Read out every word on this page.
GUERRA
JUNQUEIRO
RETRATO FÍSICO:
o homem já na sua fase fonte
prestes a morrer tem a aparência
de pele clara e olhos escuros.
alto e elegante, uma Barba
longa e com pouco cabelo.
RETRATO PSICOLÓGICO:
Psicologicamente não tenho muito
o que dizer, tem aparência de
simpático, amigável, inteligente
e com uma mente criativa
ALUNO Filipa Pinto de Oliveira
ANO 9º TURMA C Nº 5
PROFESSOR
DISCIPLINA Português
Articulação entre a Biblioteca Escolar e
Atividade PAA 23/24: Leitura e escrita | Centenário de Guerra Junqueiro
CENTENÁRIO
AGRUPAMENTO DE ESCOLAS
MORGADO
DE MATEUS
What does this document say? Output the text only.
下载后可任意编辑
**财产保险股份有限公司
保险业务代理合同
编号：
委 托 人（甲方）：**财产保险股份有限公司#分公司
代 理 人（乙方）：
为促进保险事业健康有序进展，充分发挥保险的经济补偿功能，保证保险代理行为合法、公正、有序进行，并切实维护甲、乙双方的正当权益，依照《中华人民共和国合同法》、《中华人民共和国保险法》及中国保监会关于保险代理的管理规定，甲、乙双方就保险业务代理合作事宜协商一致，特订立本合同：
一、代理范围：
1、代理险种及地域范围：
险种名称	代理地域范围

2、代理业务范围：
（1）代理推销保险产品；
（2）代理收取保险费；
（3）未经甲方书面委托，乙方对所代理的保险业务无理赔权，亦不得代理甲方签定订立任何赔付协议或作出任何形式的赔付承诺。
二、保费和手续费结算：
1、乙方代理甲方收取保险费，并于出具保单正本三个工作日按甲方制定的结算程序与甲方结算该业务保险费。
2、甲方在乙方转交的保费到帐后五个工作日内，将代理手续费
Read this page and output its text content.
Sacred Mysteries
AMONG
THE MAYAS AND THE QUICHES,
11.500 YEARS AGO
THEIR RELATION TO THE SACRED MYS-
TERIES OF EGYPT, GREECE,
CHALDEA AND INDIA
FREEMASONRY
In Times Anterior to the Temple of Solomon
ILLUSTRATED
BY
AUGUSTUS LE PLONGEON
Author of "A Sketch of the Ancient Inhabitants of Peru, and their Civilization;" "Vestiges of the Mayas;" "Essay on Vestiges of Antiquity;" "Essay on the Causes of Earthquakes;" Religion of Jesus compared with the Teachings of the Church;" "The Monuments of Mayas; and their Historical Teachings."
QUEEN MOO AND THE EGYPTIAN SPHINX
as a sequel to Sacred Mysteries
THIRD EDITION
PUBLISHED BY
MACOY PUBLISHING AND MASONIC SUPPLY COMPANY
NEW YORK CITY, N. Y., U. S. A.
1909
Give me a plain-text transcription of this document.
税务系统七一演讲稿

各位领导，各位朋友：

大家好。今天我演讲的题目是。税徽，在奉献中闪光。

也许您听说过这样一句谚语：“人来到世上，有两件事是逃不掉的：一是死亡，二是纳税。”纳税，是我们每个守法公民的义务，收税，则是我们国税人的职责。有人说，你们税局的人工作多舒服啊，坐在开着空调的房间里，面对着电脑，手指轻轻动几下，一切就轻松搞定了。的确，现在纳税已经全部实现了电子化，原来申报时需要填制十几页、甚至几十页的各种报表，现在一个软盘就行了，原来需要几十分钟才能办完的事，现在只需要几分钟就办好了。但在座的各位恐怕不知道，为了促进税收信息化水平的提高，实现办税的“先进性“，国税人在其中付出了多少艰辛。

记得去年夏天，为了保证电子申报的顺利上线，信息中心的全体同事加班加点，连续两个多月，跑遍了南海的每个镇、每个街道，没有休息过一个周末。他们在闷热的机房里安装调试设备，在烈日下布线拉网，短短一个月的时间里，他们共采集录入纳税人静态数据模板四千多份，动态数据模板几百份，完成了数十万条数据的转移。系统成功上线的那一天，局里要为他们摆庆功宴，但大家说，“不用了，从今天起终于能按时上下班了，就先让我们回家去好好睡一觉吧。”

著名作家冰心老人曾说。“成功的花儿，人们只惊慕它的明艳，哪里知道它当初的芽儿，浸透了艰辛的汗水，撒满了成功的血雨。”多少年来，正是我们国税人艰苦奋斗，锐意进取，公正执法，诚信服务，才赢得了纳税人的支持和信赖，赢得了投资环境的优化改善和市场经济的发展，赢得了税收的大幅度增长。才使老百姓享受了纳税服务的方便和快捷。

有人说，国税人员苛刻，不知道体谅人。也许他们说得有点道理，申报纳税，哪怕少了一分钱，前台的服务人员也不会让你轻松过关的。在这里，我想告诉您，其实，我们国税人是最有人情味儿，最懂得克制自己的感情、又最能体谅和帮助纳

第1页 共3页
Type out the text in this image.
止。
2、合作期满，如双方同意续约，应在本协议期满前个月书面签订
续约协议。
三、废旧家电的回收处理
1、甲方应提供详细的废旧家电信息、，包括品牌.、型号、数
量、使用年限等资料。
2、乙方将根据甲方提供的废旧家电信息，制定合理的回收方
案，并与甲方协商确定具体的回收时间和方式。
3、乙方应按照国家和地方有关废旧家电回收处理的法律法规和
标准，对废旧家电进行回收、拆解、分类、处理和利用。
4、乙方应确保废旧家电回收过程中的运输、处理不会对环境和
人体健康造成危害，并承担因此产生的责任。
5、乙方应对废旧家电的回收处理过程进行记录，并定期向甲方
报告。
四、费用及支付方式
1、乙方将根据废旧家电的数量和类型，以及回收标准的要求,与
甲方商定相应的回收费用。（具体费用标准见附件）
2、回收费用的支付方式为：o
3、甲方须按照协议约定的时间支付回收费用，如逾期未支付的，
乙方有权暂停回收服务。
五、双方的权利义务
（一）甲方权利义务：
********
### DESCRIPTION OF THE TASK
Copy each record from above exactly, and include every line.

### THE OUTPUT
Read out every word on this page.
GUERRA
JUNQUEIRO
RETRATO FÍSICO:
o homem já na sua fase fonte
prestes a morrer tem a aparência
de pele clara e olhos escuros.
alto e elegante, uma Barba
longa e com pouco cabelo.
RETRATO PSICOLÓGICO:
Psicologicamente não tenho muito
o que dizer, tem aparência de
simpático, amigável, inteligente
e com uma mente criativa
ALUNO Filipa Pinto de Oliveira
ANO 9º TURMA C Nº 5
PROFESSOR
DISCIPLINA Português
Articulação entre a Biblioteca Escolar e
Atividade PAA 23/24: Leitura e escrita | Centenário de Guerra Junqueiro
CENTENÁRIO
AGRUPAMENTO DE ESCOLAS
MORGADO
DE MATEUS
What does this document say? Output the text only.
下载后可任意编辑
**财产保险股份有限公司
保险业务代理合同
编号：
委 托 人（甲方）：**财产保险股份有限公司#分公司
代 理 人（乙方）：
为促进保险事业健康有序进展，充分发挥保险的经济补偿功能，保证保险代理行为合法、公正、有序进行，并切实维护甲、乙双方的正当权益，依照《中华人民共和国合同法》、《中华人民共和国保险法》及中国保监会关于保险代理的管理规定，甲、乙双方就保险业务代理合作事宜协商一致，特订立本合同：
一、代理范围：
1、代理险种及地域范围：
险种名称	代理地域范围

2、代理业务范围：
（1）代理推销保险产品；
（2）代理收取保险费；
（3）未经甲方书面委托，乙方对所代理的保险业务无理赔权，亦不得代理甲方签定订立任何赔付协议或作出任何形式的赔付承诺。
二、保费和手续费结算：
1、乙方代理甲方收取保险费，并于出具保单正本三个工作日按甲方制定的结算程序与甲方结算该业务保险费。
2、甲方在乙方转交的保费到帐后五个工作日内，将代理手续费
Read this page and output its text content.
Sacred Mysteries
AMONG
THE MAYAS AND THE QUICHES,
11.500 YEARS AGO
THEIR RELATION TO THE SACRED MYS-
TERIES OF EGYPT, GREECE,
CHALDEA AND INDIA
FREEMASONRY
In Times Anterior to the Temple of Solomon
ILLUSTRATED
BY
AUGUSTUS LE PLONGEON
Author of "A Sketch of the Ancient Inhabitants of Peru, and their Civilization;" "Vestiges of the Mayas;" "Essay on Vestiges of Antiquity;" "Essay on the Causes of Earthquakes;" Religion of Jesus compared with the Teachings of the Church;" "The Monuments of Mayas; and their Historical Teachings."
QUEEN MOO AND THE EGYPTIAN SPHINX
as a sequel to Sacred Mysteries
THIRD EDITION
PUBLISHED BY
MACOY PUBLISHING AND MASONIC SUPPLY COMPANY
NEW YORK CITY, N. Y., U. S. A.
1909
Give me a plain-text transcription of this document.
税务系统七一演讲稿

各位领导，各位朋友：

大家好。今天我演讲的题目是。税徽，在奉献中闪光。

也许您听说过这样一句谚语：“人来到世上，有两件事是逃不掉的：一是死亡，二是纳税。”纳税，是我们每个守法公民的义务，收税，则是我们国税人的职责。有人说，你们税局的人工作多舒服啊，坐在开着空调的房间里，面对着电脑，手指轻轻动几下，一切就轻松搞定了。的确，现在纳税已经全部实现了电子化，原来申报时需要填制十几页、甚至几十页的各种报表，现在一个软盘就行了，原来需要几十分钟才能办完的事，现在只需要几分钟就办好了。但在座的各位恐怕不知道，为了促进税收信息化水平的提高，实现办税的“先进性“，国税人在其中付出了多少艰辛。

记得去年夏天，为了保证电子申报的顺利上线，信息中心的全体同事加班加点，连续两个多月，跑遍了南海的每个镇、每个街道，没有休息过一个周末。他们在闷热的机房里安装调试设备，在烈日下布线拉网，短短一个月的时间里，他们共采集录入纳税人静态数据模板四千多份，动态数据模板几百份，完成了数十万条数据的转移。系统成功上线的那一天，局里要为他们摆庆功宴，但大家说，“不用了，从今天起终于能按时上下班了，就先让我们回家去好好睡一觉吧。”

著名作家冰心老人曾说。“成功的花儿，人们只惊慕它的明艳，哪里知道它当初的芽儿，浸透了艰辛的汗水，撒满了成功的血雨。”多少年来，正是我们国税人艰苦奋斗，锐意进取，公正执法，诚信服务，才赢得了纳税人的支持和信赖，赢得了投资环境的优化改善和市场经济的发展，赢得了税收的大幅度增长。才使老百姓享受了纳税服务的方便和快捷。

有人说，国税人员苛刻，不知道体谅人。也许他们说得有点道理，申报纳税，哪怕少了一分钱，前台的服务人员也不会让你轻松过关的。在这里，我想告诉您，其实，我们国税人是最有人情味儿，最懂得克制自己的感情、又最能体谅和帮助纳

第1页 共3页
Type out the text in this image.
止。
2、合作期满，如双方同意续约，应在本协议期满前个月书面签订
续约协议。
三、废旧家电的回收处理
1、甲方应提供详细的废旧家电信息、，包括品牌.、型号、数
量、使用年限等资料。
2、乙方将根据甲方提供的废旧家电信息，制定合理的回收方
案，并与甲方协商确定具体的回收时间和方式。
3、乙方应按照国家和地方有关废旧家电回收处理的法律法规和
标准，对废旧家电进行回收、拆解、分类、处理和利用。
4、乙方应确保废旧家电回收过程中的运输、处理不会对环境和
人体健康造成危害，并承担因此产生的责任。
5、乙方应对废旧家电的回收处理过程进行记录，并定期向甲方
报告。
四、费用及支付方式
1、乙方将根据废旧家电的数量和类型，以及回收标准的要求,与
甲方商定相应的回收费用。（具体费用标准见附件）
2、回收费用的支付方式为：o
3、甲方须按照协议约定的时间支付回收费用，如逾期未支付的，
乙方有权暂停回收服务。
五、双方的权利义务
（一）甲方权利义务：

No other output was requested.